━━━━━ INPUT FOR THIS TASK
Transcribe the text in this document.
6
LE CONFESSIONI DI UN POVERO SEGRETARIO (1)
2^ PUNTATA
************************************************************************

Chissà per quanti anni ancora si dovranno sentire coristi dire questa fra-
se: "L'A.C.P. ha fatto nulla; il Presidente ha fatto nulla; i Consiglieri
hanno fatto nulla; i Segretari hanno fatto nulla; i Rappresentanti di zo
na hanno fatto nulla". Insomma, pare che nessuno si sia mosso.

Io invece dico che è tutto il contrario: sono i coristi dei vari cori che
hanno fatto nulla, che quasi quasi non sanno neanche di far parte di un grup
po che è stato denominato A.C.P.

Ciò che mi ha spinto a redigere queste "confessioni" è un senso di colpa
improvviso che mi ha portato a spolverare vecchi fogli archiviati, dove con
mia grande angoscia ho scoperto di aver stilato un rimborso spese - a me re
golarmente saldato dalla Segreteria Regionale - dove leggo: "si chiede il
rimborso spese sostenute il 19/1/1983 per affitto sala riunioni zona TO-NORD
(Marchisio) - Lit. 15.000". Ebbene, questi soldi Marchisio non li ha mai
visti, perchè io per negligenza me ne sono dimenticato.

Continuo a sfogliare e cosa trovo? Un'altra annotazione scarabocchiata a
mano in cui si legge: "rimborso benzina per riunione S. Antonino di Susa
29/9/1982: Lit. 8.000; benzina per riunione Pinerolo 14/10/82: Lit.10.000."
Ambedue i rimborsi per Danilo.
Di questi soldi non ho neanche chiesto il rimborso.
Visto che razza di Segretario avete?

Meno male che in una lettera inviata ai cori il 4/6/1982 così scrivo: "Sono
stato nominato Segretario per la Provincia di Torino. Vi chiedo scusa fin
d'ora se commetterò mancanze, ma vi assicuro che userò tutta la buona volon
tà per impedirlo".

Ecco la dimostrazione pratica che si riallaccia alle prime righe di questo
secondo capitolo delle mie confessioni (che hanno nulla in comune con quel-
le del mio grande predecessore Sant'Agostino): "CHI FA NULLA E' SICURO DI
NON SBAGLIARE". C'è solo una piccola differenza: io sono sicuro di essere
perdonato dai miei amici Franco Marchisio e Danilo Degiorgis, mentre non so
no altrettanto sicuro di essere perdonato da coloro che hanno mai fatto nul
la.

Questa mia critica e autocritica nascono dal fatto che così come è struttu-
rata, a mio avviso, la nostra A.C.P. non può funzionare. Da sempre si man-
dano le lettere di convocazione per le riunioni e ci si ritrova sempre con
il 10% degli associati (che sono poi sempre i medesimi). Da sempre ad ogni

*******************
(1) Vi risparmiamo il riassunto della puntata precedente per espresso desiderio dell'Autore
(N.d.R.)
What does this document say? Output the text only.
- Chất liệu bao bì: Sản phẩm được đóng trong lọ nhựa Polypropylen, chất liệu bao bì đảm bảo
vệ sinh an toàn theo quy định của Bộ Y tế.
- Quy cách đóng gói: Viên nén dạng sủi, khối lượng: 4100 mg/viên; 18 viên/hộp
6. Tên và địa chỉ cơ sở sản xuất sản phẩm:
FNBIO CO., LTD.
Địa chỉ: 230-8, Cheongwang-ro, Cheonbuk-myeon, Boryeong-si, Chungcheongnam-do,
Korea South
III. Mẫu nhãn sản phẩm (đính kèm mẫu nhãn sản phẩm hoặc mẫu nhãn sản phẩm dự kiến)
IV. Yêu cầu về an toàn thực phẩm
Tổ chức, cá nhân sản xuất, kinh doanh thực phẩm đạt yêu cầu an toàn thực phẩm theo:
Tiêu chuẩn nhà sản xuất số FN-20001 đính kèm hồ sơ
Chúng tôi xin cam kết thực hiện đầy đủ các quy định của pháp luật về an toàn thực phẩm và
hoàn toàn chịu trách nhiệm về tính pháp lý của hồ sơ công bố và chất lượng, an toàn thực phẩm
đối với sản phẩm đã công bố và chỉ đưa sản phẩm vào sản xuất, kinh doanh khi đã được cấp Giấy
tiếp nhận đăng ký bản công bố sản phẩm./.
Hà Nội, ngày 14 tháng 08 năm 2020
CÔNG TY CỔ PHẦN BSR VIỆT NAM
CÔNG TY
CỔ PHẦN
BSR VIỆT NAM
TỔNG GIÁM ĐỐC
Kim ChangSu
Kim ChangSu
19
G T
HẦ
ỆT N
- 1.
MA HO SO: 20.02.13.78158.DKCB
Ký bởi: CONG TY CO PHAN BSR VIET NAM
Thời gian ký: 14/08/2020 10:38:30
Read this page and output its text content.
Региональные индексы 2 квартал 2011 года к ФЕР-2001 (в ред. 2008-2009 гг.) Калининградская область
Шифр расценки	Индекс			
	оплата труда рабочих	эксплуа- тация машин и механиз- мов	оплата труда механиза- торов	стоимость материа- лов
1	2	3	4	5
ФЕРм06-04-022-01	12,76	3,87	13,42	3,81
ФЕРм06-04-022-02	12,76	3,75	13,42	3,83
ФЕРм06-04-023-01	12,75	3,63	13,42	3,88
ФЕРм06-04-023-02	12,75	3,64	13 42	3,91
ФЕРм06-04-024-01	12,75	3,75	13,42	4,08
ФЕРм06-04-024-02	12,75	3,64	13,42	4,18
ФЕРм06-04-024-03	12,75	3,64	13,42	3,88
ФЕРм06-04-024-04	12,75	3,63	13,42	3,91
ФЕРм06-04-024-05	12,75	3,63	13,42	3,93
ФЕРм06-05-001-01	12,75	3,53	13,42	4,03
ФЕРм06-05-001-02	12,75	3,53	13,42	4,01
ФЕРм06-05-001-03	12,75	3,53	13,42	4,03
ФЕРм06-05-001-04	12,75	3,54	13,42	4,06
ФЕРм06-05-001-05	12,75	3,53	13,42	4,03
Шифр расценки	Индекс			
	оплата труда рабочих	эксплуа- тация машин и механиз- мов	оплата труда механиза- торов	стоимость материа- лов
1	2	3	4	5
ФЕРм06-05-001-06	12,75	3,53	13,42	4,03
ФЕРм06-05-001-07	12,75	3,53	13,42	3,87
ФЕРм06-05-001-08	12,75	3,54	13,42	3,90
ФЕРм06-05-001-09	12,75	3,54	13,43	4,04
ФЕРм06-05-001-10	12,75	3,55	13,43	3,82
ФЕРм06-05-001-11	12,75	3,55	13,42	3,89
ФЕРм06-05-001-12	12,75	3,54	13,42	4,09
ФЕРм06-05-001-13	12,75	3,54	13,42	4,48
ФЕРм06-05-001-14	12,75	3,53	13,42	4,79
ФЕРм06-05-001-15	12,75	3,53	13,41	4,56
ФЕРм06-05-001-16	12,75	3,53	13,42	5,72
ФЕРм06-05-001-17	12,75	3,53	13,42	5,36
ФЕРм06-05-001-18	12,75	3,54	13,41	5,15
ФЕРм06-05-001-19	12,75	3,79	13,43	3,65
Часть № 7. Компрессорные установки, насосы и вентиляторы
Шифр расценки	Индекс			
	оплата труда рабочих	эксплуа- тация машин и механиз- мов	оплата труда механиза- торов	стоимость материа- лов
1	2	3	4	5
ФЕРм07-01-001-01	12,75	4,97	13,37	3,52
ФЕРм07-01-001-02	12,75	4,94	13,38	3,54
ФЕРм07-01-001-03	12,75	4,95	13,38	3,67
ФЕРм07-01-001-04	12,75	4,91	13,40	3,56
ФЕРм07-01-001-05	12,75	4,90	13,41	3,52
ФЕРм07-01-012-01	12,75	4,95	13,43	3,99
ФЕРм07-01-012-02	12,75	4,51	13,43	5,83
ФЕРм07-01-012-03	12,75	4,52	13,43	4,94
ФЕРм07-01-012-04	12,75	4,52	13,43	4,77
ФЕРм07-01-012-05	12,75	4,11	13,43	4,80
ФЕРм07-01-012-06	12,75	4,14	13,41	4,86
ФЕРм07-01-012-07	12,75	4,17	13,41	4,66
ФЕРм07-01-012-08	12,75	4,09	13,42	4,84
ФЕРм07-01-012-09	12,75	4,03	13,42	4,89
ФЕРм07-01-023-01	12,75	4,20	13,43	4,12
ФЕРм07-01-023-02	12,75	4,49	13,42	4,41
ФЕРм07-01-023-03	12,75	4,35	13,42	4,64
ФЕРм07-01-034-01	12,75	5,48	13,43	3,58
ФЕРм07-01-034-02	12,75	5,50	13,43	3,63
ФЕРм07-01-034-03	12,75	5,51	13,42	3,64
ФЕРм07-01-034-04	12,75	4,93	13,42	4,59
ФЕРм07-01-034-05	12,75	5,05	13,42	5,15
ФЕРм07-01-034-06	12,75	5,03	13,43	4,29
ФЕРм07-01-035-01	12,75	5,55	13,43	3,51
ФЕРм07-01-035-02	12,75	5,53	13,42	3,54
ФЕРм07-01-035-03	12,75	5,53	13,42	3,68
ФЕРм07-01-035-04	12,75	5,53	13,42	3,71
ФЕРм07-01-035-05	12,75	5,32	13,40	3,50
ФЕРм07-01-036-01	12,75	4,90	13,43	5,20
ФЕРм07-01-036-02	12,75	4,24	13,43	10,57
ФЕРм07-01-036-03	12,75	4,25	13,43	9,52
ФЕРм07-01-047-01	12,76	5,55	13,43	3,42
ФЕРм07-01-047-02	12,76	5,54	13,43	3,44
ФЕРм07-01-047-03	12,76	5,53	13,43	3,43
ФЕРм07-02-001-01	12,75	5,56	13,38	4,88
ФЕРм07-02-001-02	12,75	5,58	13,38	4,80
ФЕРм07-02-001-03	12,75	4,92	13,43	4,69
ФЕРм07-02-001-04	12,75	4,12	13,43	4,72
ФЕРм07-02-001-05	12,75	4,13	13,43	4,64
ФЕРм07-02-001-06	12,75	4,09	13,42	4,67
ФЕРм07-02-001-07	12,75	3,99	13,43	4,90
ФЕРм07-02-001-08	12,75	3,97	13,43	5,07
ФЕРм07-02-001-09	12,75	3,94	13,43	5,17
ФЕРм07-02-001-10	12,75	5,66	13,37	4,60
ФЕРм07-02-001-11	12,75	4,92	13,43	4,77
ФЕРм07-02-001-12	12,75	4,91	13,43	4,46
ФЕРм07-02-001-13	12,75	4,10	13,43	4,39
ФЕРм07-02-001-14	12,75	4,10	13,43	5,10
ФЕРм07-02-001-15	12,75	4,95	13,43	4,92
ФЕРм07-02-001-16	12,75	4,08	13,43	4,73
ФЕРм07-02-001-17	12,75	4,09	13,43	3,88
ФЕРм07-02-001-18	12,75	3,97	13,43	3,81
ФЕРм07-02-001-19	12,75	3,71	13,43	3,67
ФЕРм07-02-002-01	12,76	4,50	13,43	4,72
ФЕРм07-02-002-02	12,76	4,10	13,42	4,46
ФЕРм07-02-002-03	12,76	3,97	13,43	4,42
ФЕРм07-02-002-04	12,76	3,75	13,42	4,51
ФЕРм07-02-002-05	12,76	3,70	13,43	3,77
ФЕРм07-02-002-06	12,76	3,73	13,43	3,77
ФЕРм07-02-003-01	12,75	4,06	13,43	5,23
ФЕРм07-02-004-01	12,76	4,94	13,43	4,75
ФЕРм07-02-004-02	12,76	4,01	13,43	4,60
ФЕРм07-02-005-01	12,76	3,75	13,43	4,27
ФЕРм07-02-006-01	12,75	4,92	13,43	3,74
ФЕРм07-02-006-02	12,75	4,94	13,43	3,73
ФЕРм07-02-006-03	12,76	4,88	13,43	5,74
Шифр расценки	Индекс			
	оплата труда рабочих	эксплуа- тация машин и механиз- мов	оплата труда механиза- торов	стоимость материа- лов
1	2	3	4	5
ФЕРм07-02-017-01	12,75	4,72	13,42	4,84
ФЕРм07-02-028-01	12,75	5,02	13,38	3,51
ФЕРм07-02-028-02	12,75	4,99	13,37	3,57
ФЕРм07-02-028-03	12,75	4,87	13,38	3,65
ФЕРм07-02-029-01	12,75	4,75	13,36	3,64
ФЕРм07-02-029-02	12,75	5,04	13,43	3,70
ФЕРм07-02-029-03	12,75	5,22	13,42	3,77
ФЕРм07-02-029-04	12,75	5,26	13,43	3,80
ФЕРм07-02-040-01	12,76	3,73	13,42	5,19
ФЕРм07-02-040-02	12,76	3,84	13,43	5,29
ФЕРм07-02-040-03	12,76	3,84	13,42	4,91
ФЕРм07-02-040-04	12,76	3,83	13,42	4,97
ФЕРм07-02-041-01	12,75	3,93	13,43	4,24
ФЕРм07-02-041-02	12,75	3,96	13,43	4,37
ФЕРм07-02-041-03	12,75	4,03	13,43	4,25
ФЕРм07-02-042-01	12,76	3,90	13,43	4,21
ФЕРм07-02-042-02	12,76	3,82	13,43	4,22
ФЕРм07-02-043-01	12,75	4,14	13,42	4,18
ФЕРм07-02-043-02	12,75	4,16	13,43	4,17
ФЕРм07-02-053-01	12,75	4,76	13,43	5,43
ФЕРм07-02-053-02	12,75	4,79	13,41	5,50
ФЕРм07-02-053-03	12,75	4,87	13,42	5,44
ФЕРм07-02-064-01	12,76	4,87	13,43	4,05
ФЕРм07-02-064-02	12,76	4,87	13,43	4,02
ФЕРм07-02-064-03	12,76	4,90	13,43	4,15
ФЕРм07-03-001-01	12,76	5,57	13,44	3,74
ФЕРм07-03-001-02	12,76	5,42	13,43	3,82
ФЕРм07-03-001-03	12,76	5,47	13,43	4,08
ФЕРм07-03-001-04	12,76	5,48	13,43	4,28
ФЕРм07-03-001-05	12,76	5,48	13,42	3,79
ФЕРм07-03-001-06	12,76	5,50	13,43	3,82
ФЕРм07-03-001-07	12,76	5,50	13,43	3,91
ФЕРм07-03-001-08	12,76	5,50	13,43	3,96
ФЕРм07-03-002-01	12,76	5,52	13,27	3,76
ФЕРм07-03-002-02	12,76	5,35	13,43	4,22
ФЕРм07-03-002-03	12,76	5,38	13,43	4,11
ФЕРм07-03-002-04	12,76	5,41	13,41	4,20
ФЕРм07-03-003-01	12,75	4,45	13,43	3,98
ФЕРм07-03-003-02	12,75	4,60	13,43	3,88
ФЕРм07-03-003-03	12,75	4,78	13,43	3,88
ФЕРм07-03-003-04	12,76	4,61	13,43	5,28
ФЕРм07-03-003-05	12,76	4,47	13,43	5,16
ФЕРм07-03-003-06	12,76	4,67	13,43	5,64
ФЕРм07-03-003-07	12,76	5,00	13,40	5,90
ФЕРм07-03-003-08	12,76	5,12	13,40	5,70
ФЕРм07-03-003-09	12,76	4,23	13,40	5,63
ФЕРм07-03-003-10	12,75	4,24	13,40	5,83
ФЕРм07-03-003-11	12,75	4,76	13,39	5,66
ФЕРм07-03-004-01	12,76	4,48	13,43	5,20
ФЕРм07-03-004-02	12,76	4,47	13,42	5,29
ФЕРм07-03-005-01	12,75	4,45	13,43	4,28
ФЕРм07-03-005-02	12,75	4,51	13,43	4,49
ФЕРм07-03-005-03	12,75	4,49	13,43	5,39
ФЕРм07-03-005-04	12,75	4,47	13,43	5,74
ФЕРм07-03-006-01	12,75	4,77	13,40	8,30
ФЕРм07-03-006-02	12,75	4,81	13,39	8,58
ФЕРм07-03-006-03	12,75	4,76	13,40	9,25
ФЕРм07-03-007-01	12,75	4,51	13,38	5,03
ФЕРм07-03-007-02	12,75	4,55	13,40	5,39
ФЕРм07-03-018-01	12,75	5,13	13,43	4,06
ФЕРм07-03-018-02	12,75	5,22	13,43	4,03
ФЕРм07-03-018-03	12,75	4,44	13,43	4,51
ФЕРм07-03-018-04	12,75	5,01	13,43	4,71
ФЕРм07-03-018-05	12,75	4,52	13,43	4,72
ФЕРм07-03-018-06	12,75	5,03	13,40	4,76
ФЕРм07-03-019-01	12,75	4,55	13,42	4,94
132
━━━━━━━━━━
## WHAT THE TASK REQUIRES:
Find the word "soldi" in the data and copy out each line where it turns up.

## WRITTEN SOLUTION:
(Marchisio) - Lit. 15.000". Ebbene, questi soldi Marchisio non li ha mai
Di questi soldi non ho neanche chiesto il rimborso.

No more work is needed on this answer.